### STATED GOAL
Hunt for the word "肥皂泡和" across the entries below, copying each line that holds it.

(Stored records)

▬▬▬▬▬▬▬▬▬▬

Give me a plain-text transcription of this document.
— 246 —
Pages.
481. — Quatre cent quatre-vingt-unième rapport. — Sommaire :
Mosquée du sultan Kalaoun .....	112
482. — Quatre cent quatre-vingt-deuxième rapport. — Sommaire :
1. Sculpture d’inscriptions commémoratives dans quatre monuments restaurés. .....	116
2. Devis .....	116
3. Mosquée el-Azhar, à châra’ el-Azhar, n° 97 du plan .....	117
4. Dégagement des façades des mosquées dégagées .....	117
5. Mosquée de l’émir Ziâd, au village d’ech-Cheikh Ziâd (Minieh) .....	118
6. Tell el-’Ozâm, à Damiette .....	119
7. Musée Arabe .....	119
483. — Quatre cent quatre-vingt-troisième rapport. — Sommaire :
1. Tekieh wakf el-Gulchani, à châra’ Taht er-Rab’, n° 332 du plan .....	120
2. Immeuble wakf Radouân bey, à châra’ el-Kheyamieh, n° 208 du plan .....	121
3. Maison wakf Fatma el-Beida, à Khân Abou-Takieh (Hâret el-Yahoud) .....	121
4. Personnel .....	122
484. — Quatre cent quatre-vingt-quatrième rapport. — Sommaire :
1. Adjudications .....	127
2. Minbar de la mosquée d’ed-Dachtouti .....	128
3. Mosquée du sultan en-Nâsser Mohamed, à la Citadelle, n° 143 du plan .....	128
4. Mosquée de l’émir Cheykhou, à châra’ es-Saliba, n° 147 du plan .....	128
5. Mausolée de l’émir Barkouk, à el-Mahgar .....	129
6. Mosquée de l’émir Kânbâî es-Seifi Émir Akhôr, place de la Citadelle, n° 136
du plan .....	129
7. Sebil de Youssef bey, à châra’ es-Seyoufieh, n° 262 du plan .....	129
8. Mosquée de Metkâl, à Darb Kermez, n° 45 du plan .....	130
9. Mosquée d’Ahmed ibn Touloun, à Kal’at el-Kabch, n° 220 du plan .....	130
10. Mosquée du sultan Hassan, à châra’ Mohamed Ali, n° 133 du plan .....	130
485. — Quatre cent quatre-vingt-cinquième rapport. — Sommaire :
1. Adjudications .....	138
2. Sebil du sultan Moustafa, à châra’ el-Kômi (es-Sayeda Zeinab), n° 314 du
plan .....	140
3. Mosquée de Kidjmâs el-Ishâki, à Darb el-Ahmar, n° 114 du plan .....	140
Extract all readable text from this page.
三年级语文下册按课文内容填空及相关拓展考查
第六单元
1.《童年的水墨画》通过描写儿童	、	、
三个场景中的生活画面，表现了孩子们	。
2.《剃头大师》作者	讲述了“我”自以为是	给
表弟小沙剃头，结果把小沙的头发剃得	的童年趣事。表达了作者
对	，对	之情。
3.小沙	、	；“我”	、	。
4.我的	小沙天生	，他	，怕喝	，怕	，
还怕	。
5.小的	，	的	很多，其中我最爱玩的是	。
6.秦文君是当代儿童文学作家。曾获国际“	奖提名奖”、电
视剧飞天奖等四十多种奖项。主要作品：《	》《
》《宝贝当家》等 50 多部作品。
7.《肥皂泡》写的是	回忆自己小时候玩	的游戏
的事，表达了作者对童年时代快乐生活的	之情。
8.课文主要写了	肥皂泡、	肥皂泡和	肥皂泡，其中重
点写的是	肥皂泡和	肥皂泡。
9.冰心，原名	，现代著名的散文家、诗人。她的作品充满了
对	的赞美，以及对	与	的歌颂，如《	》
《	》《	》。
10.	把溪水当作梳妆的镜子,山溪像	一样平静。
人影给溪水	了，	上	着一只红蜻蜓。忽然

▬▬▬▬▬▬▬▬▬▬

### TASK RESULT
8.课文主要写了	肥皂泡、	肥皂泡和	肥皂泡，其中重
点写的是	肥皂泡和	肥皂泡。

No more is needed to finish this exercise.